Gather up every line that includes the string "density".
══════
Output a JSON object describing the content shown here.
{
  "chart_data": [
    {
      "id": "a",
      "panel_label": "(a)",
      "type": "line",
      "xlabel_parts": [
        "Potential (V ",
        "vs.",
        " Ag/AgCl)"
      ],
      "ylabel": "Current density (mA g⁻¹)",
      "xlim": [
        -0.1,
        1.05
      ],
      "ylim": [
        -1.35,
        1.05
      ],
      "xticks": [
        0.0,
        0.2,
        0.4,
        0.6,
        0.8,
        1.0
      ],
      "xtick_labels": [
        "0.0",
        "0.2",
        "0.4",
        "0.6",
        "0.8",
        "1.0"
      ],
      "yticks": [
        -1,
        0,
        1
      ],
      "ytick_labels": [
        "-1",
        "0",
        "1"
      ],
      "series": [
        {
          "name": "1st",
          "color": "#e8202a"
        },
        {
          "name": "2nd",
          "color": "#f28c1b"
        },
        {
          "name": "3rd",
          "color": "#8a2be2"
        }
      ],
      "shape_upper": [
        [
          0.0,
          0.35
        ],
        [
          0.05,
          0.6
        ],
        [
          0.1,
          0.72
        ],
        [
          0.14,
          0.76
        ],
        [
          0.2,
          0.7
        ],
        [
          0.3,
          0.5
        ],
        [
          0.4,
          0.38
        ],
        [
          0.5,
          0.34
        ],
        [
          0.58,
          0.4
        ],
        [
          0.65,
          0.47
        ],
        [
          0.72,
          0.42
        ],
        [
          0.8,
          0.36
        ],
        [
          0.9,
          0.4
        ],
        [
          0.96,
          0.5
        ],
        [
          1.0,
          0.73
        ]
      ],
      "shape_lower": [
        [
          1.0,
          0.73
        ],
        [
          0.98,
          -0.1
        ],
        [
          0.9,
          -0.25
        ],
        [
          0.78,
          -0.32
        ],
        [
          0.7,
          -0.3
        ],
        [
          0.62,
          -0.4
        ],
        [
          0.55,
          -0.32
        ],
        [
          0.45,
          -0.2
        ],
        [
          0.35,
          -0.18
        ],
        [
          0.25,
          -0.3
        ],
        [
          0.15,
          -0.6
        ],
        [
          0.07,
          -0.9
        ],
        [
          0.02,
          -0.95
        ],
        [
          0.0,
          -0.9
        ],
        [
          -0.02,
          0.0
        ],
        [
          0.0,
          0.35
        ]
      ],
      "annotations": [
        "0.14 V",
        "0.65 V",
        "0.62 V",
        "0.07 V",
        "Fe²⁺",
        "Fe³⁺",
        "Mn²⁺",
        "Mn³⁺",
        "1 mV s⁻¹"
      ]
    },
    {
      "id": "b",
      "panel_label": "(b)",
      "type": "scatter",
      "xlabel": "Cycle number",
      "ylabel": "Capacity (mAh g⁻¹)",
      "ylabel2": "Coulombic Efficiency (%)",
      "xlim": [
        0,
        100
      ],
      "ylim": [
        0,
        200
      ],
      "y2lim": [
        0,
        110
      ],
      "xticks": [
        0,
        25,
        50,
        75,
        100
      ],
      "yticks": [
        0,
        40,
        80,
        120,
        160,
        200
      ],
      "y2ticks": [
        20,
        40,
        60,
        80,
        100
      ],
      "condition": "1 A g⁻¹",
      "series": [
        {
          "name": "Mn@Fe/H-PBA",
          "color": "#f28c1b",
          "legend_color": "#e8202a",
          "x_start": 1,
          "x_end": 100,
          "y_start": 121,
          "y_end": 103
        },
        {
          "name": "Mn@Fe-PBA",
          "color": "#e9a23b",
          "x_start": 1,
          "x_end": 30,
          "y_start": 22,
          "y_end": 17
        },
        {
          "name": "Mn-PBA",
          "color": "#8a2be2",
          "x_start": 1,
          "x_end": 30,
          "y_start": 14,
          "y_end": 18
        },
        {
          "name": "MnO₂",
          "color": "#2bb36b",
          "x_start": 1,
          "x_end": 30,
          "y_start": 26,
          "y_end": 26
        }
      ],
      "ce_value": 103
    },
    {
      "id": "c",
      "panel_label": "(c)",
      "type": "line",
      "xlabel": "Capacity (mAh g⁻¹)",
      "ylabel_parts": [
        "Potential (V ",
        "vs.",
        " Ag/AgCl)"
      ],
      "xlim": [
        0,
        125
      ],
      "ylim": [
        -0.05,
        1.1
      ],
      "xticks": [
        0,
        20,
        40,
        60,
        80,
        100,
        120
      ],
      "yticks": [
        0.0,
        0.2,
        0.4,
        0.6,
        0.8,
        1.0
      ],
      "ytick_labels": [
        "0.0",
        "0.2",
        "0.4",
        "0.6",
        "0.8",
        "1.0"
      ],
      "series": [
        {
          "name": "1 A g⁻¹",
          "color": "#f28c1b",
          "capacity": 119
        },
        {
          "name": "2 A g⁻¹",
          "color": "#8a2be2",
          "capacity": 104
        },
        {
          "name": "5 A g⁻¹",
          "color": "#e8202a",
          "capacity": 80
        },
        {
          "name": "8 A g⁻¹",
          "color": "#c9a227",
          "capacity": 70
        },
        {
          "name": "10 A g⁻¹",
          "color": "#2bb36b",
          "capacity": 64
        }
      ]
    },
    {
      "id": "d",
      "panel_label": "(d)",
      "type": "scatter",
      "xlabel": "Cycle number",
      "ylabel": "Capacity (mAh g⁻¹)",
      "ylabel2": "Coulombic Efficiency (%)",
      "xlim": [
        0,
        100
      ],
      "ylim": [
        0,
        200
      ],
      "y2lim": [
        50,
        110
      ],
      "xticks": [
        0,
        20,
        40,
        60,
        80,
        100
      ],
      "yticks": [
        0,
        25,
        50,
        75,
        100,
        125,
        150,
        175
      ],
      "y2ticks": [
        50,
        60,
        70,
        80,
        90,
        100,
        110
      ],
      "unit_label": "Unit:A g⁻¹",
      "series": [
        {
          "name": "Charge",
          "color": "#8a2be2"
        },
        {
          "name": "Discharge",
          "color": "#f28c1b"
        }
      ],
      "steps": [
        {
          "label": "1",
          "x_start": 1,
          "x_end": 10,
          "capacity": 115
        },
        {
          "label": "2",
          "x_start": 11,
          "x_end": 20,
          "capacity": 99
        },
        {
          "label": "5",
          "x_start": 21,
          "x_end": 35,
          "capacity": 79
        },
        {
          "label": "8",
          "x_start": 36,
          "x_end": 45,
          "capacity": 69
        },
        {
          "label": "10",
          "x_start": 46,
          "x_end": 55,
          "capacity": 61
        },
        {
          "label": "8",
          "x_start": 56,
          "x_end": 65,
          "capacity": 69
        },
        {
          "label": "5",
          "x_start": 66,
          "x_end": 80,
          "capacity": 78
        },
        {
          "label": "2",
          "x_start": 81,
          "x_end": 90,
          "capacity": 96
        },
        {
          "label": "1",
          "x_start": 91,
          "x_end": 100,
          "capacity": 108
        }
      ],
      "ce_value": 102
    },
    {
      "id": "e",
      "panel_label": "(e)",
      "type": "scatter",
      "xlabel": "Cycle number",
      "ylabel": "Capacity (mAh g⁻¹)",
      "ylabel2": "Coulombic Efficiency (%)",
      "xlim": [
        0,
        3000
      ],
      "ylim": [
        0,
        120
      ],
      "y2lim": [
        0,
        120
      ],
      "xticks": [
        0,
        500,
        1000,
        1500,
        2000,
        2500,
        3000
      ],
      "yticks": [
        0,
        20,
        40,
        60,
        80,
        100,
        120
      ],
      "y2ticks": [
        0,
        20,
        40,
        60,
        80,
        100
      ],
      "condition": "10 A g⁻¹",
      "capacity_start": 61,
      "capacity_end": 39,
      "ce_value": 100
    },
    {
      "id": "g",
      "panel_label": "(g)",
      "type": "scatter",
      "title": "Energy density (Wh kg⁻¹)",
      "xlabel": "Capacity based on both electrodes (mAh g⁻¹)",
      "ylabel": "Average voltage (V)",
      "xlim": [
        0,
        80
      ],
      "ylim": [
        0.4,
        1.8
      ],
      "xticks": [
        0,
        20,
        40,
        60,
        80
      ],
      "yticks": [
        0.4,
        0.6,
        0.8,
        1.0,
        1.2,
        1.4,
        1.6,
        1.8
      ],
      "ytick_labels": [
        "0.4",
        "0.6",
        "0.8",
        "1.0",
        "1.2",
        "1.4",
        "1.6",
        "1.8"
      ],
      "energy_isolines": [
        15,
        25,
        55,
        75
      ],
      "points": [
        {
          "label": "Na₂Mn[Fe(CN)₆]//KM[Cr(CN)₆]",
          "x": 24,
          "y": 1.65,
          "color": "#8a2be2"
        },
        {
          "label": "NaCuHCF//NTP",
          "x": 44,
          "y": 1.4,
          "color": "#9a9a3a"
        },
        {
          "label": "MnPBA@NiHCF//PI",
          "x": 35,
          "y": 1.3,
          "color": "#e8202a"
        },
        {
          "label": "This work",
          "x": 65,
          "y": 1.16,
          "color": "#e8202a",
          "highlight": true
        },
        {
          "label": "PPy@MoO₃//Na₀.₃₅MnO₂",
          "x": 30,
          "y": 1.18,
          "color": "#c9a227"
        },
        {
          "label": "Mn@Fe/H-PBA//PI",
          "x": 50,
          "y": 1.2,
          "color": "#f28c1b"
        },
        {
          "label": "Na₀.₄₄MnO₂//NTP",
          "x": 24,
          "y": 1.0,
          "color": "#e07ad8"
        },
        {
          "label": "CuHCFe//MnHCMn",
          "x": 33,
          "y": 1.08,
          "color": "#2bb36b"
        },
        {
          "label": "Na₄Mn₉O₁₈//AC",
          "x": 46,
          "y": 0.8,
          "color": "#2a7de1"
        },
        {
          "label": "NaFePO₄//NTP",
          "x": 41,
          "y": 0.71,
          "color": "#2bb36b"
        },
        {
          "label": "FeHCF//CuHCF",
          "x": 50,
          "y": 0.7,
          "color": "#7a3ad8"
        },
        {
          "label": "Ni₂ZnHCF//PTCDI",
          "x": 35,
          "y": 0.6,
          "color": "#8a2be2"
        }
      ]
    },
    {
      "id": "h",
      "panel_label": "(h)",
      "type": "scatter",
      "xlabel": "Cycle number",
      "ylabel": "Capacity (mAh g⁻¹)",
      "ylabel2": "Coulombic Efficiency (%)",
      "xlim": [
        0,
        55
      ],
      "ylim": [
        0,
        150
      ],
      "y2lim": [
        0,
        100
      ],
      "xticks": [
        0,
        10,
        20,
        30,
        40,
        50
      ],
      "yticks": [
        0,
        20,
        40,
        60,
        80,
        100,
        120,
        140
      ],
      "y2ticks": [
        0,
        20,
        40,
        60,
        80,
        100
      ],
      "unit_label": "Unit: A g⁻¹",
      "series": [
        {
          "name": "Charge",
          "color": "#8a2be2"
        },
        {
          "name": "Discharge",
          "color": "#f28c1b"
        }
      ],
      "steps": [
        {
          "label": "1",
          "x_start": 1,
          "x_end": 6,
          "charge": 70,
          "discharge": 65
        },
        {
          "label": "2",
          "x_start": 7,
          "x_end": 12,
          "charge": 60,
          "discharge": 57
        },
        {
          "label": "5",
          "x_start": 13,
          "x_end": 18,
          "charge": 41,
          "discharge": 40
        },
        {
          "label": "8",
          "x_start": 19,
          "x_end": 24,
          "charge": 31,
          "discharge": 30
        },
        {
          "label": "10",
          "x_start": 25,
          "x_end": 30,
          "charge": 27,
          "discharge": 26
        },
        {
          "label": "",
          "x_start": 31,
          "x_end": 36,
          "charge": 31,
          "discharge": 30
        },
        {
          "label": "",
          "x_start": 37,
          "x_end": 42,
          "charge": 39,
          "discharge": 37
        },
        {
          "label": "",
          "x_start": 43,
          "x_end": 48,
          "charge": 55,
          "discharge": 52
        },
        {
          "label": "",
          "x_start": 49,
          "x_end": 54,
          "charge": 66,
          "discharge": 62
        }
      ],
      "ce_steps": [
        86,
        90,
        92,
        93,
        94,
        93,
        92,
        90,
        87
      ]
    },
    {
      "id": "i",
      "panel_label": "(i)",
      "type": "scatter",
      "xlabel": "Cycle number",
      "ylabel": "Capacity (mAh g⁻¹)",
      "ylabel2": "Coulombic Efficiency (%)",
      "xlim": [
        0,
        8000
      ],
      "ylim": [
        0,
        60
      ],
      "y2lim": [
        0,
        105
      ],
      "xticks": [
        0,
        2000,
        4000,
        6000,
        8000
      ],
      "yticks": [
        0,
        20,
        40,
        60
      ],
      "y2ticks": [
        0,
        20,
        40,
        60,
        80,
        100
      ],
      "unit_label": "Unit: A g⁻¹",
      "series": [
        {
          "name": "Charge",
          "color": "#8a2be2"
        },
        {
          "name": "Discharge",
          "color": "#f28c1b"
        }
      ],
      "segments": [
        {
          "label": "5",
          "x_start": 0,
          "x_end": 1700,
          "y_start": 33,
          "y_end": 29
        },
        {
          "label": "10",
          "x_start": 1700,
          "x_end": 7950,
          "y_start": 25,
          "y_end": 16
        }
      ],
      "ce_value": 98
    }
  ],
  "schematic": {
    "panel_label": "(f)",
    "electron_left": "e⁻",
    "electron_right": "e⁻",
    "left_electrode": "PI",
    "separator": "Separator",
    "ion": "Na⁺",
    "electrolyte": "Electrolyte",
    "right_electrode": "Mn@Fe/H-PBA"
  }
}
══════
- **The response**:
      "ylabel": "Current density (mA g⁻¹)",
      "title": "Energy density (Wh kg⁻¹)",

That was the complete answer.